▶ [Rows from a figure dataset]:
-*-*-

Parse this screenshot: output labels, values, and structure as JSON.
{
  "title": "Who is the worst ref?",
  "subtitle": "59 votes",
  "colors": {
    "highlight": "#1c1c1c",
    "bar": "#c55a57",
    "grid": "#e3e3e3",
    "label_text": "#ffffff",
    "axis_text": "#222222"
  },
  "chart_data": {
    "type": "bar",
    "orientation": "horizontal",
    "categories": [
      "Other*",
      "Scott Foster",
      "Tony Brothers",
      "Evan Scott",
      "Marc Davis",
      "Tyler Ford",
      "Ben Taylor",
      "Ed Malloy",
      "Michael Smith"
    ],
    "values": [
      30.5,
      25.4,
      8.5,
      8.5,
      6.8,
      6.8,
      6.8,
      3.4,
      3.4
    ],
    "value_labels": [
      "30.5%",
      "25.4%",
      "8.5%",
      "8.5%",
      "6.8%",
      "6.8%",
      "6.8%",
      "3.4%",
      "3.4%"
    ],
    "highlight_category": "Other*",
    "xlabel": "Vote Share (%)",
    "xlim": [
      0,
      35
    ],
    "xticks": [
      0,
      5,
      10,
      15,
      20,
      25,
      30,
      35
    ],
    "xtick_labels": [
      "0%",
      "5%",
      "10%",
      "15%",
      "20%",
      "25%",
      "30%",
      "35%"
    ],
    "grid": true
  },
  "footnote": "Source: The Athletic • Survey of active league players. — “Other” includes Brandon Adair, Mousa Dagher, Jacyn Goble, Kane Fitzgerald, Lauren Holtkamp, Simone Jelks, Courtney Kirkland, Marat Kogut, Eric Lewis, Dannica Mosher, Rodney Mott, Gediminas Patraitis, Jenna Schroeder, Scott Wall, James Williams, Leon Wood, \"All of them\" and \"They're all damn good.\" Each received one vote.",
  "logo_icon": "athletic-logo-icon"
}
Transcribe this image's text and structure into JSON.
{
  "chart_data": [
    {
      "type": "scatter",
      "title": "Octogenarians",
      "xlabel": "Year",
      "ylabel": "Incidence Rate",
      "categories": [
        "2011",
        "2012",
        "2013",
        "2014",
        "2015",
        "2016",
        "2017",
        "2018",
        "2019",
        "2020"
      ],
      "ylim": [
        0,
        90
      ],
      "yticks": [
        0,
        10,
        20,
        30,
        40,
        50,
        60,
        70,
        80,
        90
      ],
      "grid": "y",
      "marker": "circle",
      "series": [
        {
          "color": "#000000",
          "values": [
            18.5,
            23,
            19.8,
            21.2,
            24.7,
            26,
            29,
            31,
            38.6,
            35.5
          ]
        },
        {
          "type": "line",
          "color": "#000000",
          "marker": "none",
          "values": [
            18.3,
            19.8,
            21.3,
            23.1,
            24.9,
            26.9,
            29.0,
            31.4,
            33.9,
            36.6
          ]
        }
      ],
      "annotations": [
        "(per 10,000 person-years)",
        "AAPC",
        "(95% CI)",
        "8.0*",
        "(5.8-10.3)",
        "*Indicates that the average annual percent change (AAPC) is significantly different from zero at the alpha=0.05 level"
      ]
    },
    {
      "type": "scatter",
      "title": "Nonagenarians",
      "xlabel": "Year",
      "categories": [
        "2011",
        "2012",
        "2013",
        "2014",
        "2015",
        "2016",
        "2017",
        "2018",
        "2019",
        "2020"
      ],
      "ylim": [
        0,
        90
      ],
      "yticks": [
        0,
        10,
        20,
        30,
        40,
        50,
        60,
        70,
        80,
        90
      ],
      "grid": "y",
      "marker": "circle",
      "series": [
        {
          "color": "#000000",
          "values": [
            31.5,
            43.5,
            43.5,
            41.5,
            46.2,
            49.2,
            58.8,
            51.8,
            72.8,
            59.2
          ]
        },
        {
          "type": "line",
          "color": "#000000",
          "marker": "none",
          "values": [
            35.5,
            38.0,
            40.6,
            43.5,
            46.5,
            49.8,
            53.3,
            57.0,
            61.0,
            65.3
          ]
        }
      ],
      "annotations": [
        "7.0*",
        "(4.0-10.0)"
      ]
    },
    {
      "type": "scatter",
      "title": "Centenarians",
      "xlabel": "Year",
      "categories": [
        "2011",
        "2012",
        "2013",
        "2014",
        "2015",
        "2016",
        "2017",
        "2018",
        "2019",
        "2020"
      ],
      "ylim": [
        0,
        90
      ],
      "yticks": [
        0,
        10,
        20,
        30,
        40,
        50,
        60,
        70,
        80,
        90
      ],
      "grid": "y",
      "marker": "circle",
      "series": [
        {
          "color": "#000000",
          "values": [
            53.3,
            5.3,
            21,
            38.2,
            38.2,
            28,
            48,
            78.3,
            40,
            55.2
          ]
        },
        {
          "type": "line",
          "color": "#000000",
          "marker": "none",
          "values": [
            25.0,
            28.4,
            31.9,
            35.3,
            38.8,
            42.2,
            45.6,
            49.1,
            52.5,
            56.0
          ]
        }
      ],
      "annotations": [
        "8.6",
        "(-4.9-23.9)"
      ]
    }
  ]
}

-*-*-

▶ [Work instructions]: Scan the material above. Return every line containing the string "structure".

▶ [Answer to this exercise]:
Parse this screenshot: output labels, values, and structure as JSON.
Transcribe this image's text and structure into JSON.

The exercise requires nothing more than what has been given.